TASK PROMPT = Within the records that follow, find every line containing the string "preview". Copy those lines.

====== DATASET

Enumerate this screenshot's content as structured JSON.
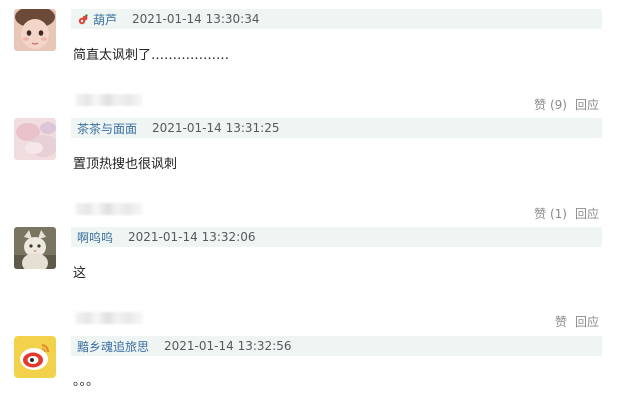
{
  "comments": [
    {
      "name": "葫芦",
      "time": "2021-01-14 13:30:34",
      "text": "简直太讽刺了………………",
      "like": "",
      "reply": ""
    },
    {
      "name": "茶茶与面面",
      "time": "2021-01-14 13:31:25",
      "text": "置顶热搜也很讽刺",
      "like": "赞 (9)",
      "reply": "回应"
    },
    {
      "name": "啊呜呜",
      "time": "2021-01-14 13:32:06",
      "text": "这",
      "like": "赞 (1)",
      "reply": "回应"
    },
    {
      "name": "黯乡魂追旅思",
      "time": "2021-01-14 13:32:56",
      "text": "。。。",
      "like": "赞",
      "reply": "回应"
    }
  ],
  "icons": {
    "vip_badge": "gourd-badge-icon"
  },
  "colors": {
    "meta_bar": "#eef5f3",
    "username": "#3b6fa0",
    "action_text": "#8a8a8a"
  }
}
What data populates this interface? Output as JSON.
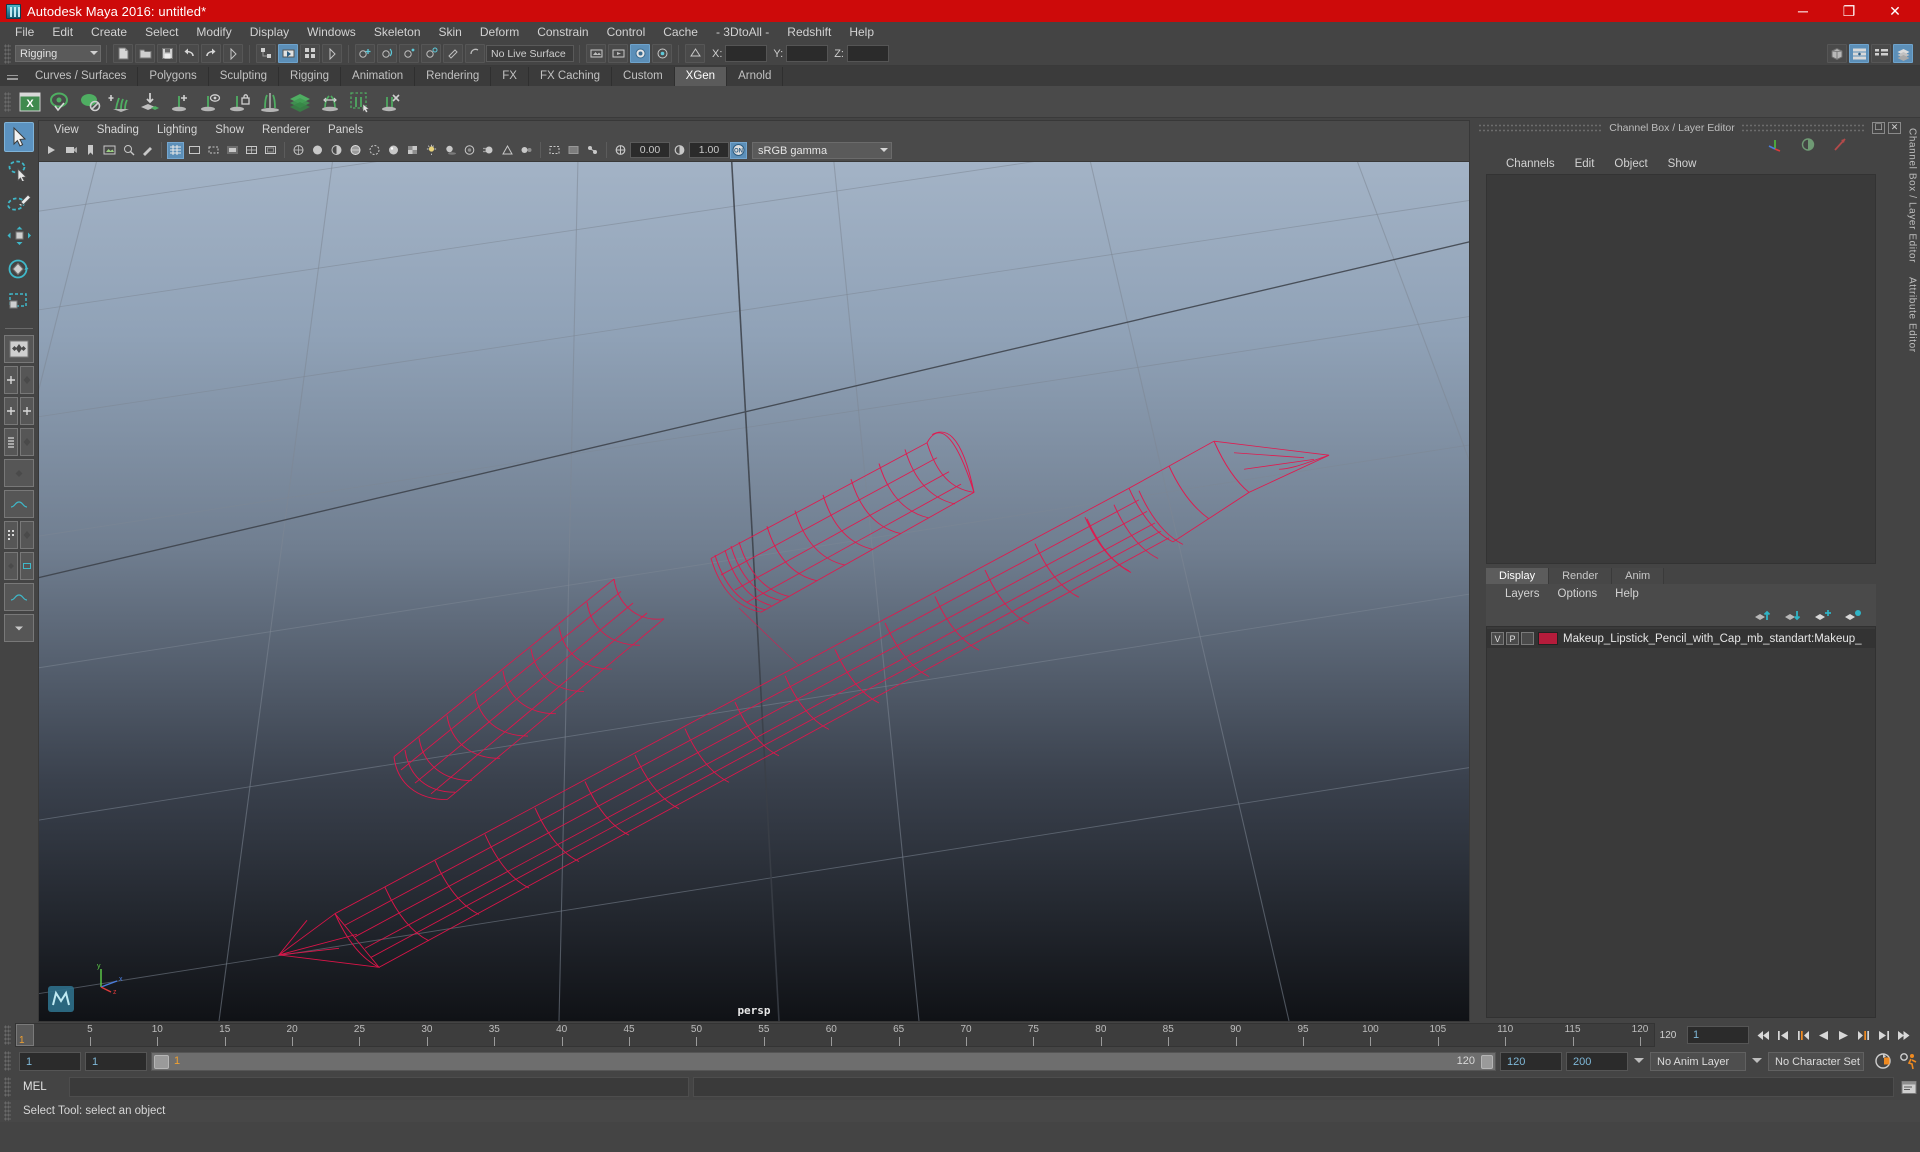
{
  "window": {
    "title": "Autodesk Maya 2016: untitled*",
    "app_icon": "maya-icon",
    "minimize": "─",
    "maximize": "❐",
    "close": "✕",
    "titlebar_color": "#cd0a0a"
  },
  "menubar": {
    "items": [
      "File",
      "Edit",
      "Create",
      "Select",
      "Modify",
      "Display",
      "Windows",
      "Skeleton",
      "Skin",
      "Deform",
      "Constrain",
      "Control",
      "Cache",
      "- 3DtoAll -",
      "Redshift",
      "Help"
    ]
  },
  "statusline": {
    "menu_set": "Rigging",
    "live_surface": "No Live Surface",
    "x_label": "X:",
    "y_label": "Y:",
    "z_label": "Z:",
    "x_value": "",
    "y_value": "",
    "z_value": ""
  },
  "shelf": {
    "tabs": [
      "Curves / Surfaces",
      "Polygons",
      "Sculpting",
      "Rigging",
      "Animation",
      "Rendering",
      "FX",
      "FX Caching",
      "Custom",
      "XGen",
      "Arnold"
    ],
    "active_tab": "XGen",
    "icons": [
      "xgen-editor-icon",
      "preview-visibility-icon",
      "disable-preview-icon",
      "add-groom-icon",
      "place-guides-icon",
      "add-guide-icon",
      "guide-visibility-icon",
      "lock-guide-icon",
      "mirror-guides-icon",
      "density-mask-icon",
      "bend-guides-icon",
      "select-guides-region-icon",
      "clear-guides-icon"
    ]
  },
  "toolbox": {
    "tools": [
      "select-tool",
      "lasso-select-tool",
      "paint-select-tool",
      "move-tool",
      "rotate-tool",
      "scale-tool"
    ],
    "active_tool": "select-tool",
    "layout_presets": [
      "single-pane-layout",
      "four-view-layout",
      "outliner-persp-layout",
      "persp-graph-layout",
      "hypershade-persp-layout",
      "persp-graph-outliner-layout"
    ]
  },
  "viewport": {
    "menus": [
      "View",
      "Shading",
      "Lighting",
      "Show",
      "Renderer",
      "Panels"
    ],
    "camera_label": "persp",
    "exposure_value": "0.00",
    "gamma_value": "1.00",
    "color_management": "sRGB gamma",
    "color_management_enabled": "ON",
    "axis_gizmo": {
      "x": "x",
      "y": "y",
      "z": "z"
    },
    "background_top": "#9fb0c4",
    "background_bottom": "#121418",
    "wireframe_color": "#e6144b",
    "grid_color": "#6a7380"
  },
  "channelbox": {
    "panel_title": "Channel Box / Layer Editor",
    "menus": [
      "Channels",
      "Edit",
      "Object",
      "Show"
    ],
    "restore_icon": "restore-panel-icon",
    "close_icon": "close-panel-icon",
    "toolbar_icons": [
      "move-axis-icon",
      "half-circle-icon",
      "arrow-diagonal-icon"
    ]
  },
  "layereditor": {
    "tabs": [
      "Display",
      "Render",
      "Anim"
    ],
    "active_tab": "Display",
    "menus": [
      "Layers",
      "Options",
      "Help"
    ],
    "tool_icons": [
      "move-layer-up-icon",
      "move-layer-down-icon",
      "new-layer-icon",
      "new-layer-selected-icon"
    ],
    "layers": [
      {
        "visibility": "V",
        "playback": "P",
        "shading": "",
        "color": "#b51c3b",
        "name": "Makeup_Lipstick_Pencil_with_Cap_mb_standart:Makeup_"
      }
    ]
  },
  "right_edge": {
    "vertical_tabs": [
      "Channel Box / Layer Editor",
      "Attribute Editor"
    ]
  },
  "timeline": {
    "start": 1,
    "end": 120,
    "current_frame": "1",
    "tick_labels": [
      5,
      10,
      15,
      20,
      25,
      30,
      35,
      40,
      45,
      50,
      55,
      60,
      65,
      70,
      75,
      80,
      85,
      90,
      95,
      100,
      105,
      110,
      115,
      120
    ],
    "end_label": "120",
    "frame_field": "1",
    "transport_buttons": [
      "go-to-start-icon",
      "step-back-keyframe-icon",
      "step-back-frame-icon",
      "play-backwards-icon",
      "play-forwards-icon",
      "step-forward-frame-icon",
      "step-forward-keyframe-icon",
      "go-to-end-icon"
    ]
  },
  "rangeslider": {
    "anim_start": "1",
    "range_start": "1",
    "slider_start_label": "1",
    "slider_end_label": "120",
    "range_end": "120",
    "anim_end": "200",
    "anim_layer": "No Anim Layer",
    "character_set": "No Character Set",
    "auto_key_icon": "auto-keyframe-icon",
    "anim_prefs_icon": "animation-preferences-icon"
  },
  "commandline": {
    "language_label": "MEL",
    "input_value": "",
    "output_value": ""
  },
  "helpline": {
    "text": "Select Tool: select an object"
  }
}
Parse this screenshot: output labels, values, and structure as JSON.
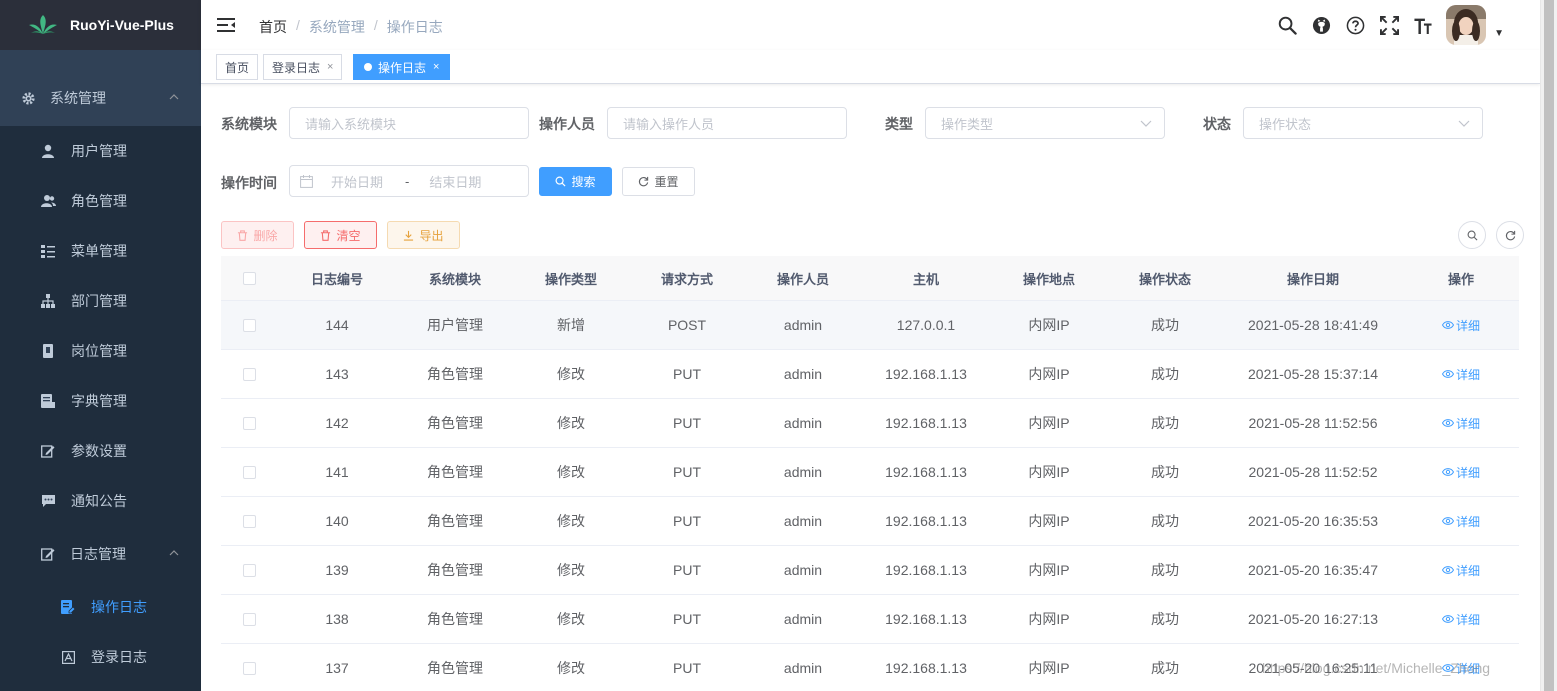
{
  "app": {
    "title": "RuoYi-Vue-Plus"
  },
  "sidebar": {
    "group1": {
      "label": "系统管理",
      "icon": "gear-icon"
    },
    "items": [
      {
        "label": "用户管理",
        "icon": "user-icon"
      },
      {
        "label": "角色管理",
        "icon": "peoples-icon"
      },
      {
        "label": "菜单管理",
        "icon": "tree-table-icon"
      },
      {
        "label": "部门管理",
        "icon": "tree-icon"
      },
      {
        "label": "岗位管理",
        "icon": "post-icon"
      },
      {
        "label": "字典管理",
        "icon": "dict-icon"
      },
      {
        "label": "参数设置",
        "icon": "edit-icon"
      },
      {
        "label": "通知公告",
        "icon": "message-icon"
      }
    ],
    "group2": {
      "label": "日志管理",
      "icon": "log-icon"
    },
    "sub_items": [
      {
        "label": "操作日志",
        "icon": "form-icon",
        "active": true
      },
      {
        "label": "登录日志",
        "icon": "logininfor-icon"
      }
    ]
  },
  "navbar": {
    "breadcrumb": [
      "首页",
      "系统管理",
      "操作日志"
    ],
    "icons": [
      "search-icon",
      "github-icon",
      "question-icon",
      "fullscreen-icon",
      "font-size-icon"
    ]
  },
  "tags": [
    {
      "label": "首页"
    },
    {
      "label": "登录日志",
      "close": "×"
    },
    {
      "label": "操作日志",
      "close": "×",
      "active": true
    }
  ],
  "form": {
    "module": {
      "label": "系统模块",
      "placeholder": "请输入系统模块"
    },
    "operator": {
      "label": "操作人员",
      "placeholder": "请输入操作人员"
    },
    "type": {
      "label": "类型",
      "placeholder": "操作类型"
    },
    "status": {
      "label": "状态",
      "placeholder": "操作状态"
    },
    "time": {
      "label": "操作时间",
      "start": "开始日期",
      "sep": "-",
      "end": "结束日期"
    },
    "search_btn": "搜索",
    "reset_btn": "重置"
  },
  "toolbar": {
    "delete": "删除",
    "clean": "清空",
    "export": "导出"
  },
  "table": {
    "headers": [
      "日志编号",
      "系统模块",
      "操作类型",
      "请求方式",
      "操作人员",
      "主机",
      "操作地点",
      "操作状态",
      "操作日期",
      "操作"
    ],
    "action_label": "详细",
    "rows": [
      [
        "144",
        "用户管理",
        "新增",
        "POST",
        "admin",
        "127.0.0.1",
        "内网IP",
        "成功",
        "2021-05-28 18:41:49"
      ],
      [
        "143",
        "角色管理",
        "修改",
        "PUT",
        "admin",
        "192.168.1.13",
        "内网IP",
        "成功",
        "2021-05-28 15:37:14"
      ],
      [
        "142",
        "角色管理",
        "修改",
        "PUT",
        "admin",
        "192.168.1.13",
        "内网IP",
        "成功",
        "2021-05-28 11:52:56"
      ],
      [
        "141",
        "角色管理",
        "修改",
        "PUT",
        "admin",
        "192.168.1.13",
        "内网IP",
        "成功",
        "2021-05-28 11:52:52"
      ],
      [
        "140",
        "角色管理",
        "修改",
        "PUT",
        "admin",
        "192.168.1.13",
        "内网IP",
        "成功",
        "2021-05-20 16:35:53"
      ],
      [
        "139",
        "角色管理",
        "修改",
        "PUT",
        "admin",
        "192.168.1.13",
        "内网IP",
        "成功",
        "2021-05-20 16:35:47"
      ],
      [
        "138",
        "角色管理",
        "修改",
        "PUT",
        "admin",
        "192.168.1.13",
        "内网IP",
        "成功",
        "2021-05-20 16:27:13"
      ],
      [
        "137",
        "角色管理",
        "修改",
        "PUT",
        "admin",
        "192.168.1.13",
        "内网IP",
        "成功",
        "2021-05-20 16:25:11"
      ]
    ]
  },
  "watermark": "https://blog.csdn.net/Michelle_Zhong",
  "colors": {
    "sidebar": "#304156",
    "logo_bar": "#2b2f3a",
    "submenu": "#1f2d3d",
    "primary": "#409eff",
    "danger": "#f56c6c",
    "warning": "#e6a23c"
  }
}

============

FULL OUTPUT =
      "preview-visibility-icon",
      "disable-preview-icon",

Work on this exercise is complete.